#### Material supplied

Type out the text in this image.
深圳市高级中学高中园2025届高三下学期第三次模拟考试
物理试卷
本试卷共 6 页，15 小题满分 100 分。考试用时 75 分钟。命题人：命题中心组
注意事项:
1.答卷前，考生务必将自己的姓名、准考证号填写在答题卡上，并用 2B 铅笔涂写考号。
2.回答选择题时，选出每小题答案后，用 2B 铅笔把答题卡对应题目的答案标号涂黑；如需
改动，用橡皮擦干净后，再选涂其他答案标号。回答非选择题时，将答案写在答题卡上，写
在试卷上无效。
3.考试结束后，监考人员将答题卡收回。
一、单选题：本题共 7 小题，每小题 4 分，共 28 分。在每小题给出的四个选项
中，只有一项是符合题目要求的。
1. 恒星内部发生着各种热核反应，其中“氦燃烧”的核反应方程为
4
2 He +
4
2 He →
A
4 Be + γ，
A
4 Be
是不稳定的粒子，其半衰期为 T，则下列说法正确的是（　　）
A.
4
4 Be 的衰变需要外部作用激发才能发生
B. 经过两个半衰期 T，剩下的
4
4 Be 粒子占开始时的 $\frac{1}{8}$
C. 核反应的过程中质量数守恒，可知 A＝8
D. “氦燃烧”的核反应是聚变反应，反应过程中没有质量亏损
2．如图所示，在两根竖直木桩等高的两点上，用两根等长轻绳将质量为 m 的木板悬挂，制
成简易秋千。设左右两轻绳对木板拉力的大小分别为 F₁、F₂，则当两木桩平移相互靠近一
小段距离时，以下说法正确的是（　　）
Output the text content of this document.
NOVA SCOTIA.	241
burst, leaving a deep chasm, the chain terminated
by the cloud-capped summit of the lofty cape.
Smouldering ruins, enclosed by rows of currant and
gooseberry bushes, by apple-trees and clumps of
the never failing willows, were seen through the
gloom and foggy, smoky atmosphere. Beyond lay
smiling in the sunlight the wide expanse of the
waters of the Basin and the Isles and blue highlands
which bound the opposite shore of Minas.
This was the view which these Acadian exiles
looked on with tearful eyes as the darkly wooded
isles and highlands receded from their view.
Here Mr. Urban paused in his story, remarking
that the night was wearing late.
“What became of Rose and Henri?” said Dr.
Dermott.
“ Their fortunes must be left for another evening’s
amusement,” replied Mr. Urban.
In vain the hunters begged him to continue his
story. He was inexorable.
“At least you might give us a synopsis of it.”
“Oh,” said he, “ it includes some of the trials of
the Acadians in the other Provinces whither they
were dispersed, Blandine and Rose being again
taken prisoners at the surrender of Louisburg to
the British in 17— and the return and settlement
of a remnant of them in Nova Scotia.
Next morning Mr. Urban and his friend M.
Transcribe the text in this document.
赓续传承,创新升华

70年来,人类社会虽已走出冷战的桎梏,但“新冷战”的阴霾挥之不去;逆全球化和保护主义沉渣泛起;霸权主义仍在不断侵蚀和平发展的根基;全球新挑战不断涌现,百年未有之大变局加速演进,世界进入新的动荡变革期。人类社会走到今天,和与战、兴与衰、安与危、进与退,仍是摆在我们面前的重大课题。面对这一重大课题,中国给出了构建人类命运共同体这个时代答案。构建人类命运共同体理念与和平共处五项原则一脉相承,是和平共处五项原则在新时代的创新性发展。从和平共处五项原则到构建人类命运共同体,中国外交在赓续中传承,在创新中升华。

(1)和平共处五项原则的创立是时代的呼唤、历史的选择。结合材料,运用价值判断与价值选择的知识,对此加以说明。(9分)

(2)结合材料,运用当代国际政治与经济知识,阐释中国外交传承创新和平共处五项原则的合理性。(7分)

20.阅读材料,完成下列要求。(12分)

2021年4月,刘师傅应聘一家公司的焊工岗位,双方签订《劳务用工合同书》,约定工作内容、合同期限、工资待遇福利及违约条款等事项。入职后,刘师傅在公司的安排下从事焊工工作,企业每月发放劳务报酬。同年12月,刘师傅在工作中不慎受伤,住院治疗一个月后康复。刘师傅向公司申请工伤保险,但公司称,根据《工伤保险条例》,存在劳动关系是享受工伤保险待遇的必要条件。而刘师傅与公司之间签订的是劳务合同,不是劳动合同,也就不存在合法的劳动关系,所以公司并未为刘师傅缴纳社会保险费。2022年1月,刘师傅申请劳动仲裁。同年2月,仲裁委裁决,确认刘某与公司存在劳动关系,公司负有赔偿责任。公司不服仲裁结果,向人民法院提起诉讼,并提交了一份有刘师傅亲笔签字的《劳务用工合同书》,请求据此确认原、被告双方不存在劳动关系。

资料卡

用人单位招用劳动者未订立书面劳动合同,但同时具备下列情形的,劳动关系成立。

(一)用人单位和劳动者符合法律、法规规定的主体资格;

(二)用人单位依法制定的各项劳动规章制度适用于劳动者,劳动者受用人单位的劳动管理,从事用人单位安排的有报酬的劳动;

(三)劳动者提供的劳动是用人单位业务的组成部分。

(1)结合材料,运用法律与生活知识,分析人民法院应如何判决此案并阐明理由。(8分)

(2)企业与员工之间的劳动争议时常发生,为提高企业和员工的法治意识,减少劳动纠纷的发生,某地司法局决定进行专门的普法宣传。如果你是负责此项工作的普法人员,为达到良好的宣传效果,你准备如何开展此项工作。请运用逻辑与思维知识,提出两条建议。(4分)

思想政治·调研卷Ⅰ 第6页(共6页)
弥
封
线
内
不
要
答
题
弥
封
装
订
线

########

What needs to be done: Retype every record above exactly as written.

Response to this task:
Type out the text in this image.
深圳市高级中学高中园2025届高三下学期第三次模拟考试
物理试卷
本试卷共 6 页，15 小题满分 100 分。考试用时 75 分钟。命题人：命题中心组
注意事项:
1.答卷前，考生务必将自己的姓名、准考证号填写在答题卡上，并用 2B 铅笔涂写考号。
2.回答选择题时，选出每小题答案后，用 2B 铅笔把答题卡对应题目的答案标号涂黑；如需
改动，用橡皮擦干净后，再选涂其他答案标号。回答非选择题时，将答案写在答题卡上，写
在试卷上无效。
3.考试结束后，监考人员将答题卡收回。
一、单选题：本题共 7 小题，每小题 4 分，共 28 分。在每小题给出的四个选项
中，只有一项是符合题目要求的。
1. 恒星内部发生着各种热核反应，其中“氦燃烧”的核反应方程为
4
2 He +
4
2 He →
A
4 Be + γ，
A
4 Be
是不稳定的粒子，其半衰期为 T，则下列说法正确的是（　　）
A.
4
4 Be 的衰变需要外部作用激发才能发生
B. 经过两个半衰期 T，剩下的
4
4 Be 粒子占开始时的 $\frac{1}{8}$
C. 核反应的过程中质量数守恒，可知 A＝8
D. “氦燃烧”的核反应是聚变反应，反应过程中没有质量亏损
2．如图所示，在两根竖直木桩等高的两点上，用两根等长轻绳将质量为 m 的木板悬挂，制
成简易秋千。设左右两轻绳对木板拉力的大小分别为 F₁、F₂，则当两木桩平移相互靠近一
小段距离时，以下说法正确的是（　　）
Output the text content of this document.
NOVA SCOTIA.	241
burst, leaving a deep chasm, the chain terminated
by the cloud-capped summit of the lofty cape.
Smouldering ruins, enclosed by rows of currant and
gooseberry bushes, by apple-trees and clumps of
the never failing willows, were seen through the
gloom and foggy, smoky atmosphere. Beyond lay
smiling in the sunlight the wide expanse of the
waters of the Basin and the Isles and blue highlands
which bound the opposite shore of Minas.
This was the view which these Acadian exiles
looked on with tearful eyes as the darkly wooded
isles and highlands receded from their view.
Here Mr. Urban paused in his story, remarking
that the night was wearing late.
“What became of Rose and Henri?” said Dr.
Dermott.
“ Their fortunes must be left for another evening’s
amusement,” replied Mr. Urban.
In vain the hunters begged him to continue his
story. He was inexorable.
“At least you might give us a synopsis of it.”
“Oh,” said he, “ it includes some of the trials of
the Acadians in the other Provinces whither they
were dispersed, Blandine and Rose being again
taken prisoners at the surrender of Louisburg to
the British in 17— and the return and settlement
of a remnant of them in Nova Scotia.
Next morning Mr. Urban and his friend M.
Transcribe the text in this document.
赓续传承,创新升华

70年来,人类社会虽已走出冷战的桎梏,但“新冷战”的阴霾挥之不去;逆全球化和保护主义沉渣泛起;霸权主义仍在不断侵蚀和平发展的根基;全球新挑战不断涌现,百年未有之大变局加速演进,世界进入新的动荡变革期。人类社会走到今天,和与战、兴与衰、安与危、进与退,仍是摆在我们面前的重大课题。面对这一重大课题,中国给出了构建人类命运共同体这个时代答案。构建人类命运共同体理念与和平共处五项原则一脉相承,是和平共处五项原则在新时代的创新性发展。从和平共处五项原则到构建人类命运共同体,中国外交在赓续中传承,在创新中升华。

(1)和平共处五项原则的创立是时代的呼唤、历史的选择。结合材料,运用价值判断与价值选择的知识,对此加以说明。(9分)

(2)结合材料,运用当代国际政治与经济知识,阐释中国外交传承创新和平共处五项原则的合理性。(7分)

20.阅读材料,完成下列要求。(12分)

2021年4月,刘师傅应聘一家公司的焊工岗位,双方签订《劳务用工合同书》,约定工作内容、合同期限、工资待遇福利及违约条款等事项。入职后,刘师傅在公司的安排下从事焊工工作,企业每月发放劳务报酬。同年12月,刘师傅在工作中不慎受伤,住院治疗一个月后康复。刘师傅向公司申请工伤保险,但公司称,根据《工伤保险条例》,存在劳动关系是享受工伤保险待遇的必要条件。而刘师傅与公司之间签订的是劳务合同,不是劳动合同,也就不存在合法的劳动关系,所以公司并未为刘师傅缴纳社会保险费。2022年1月,刘师傅申请劳动仲裁。同年2月,仲裁委裁决,确认刘某与公司存在劳动关系,公司负有赔偿责任。公司不服仲裁结果,向人民法院提起诉讼,并提交了一份有刘师傅亲笔签字的《劳务用工合同书》,请求据此确认原、被告双方不存在劳动关系。

资料卡

用人单位招用劳动者未订立书面劳动合同,但同时具备下列情形的,劳动关系成立。

(一)用人单位和劳动者符合法律、法规规定的主体资格;

(二)用人单位依法制定的各项劳动规章制度适用于劳动者,劳动者受用人单位的劳动管理,从事用人单位安排的有报酬的劳动;

(三)劳动者提供的劳动是用人单位业务的组成部分。

(1)结合材料,运用法律与生活知识,分析人民法院应如何判决此案并阐明理由。(8分)

(2)企业与员工之间的劳动争议时常发生,为提高企业和员工的法治意识,减少劳动纠纷的发生,某地司法局决定进行专门的普法宣传。如果你是负责此项工作的普法人员,为达到良好的宣传效果,你准备如何开展此项工作。请运用逻辑与思维知识,提出两条建议。(4分)

思想政治·调研卷Ⅰ 第6页(共6页)
弥
封
线
内
不
要
答
题
弥
封
装
订
线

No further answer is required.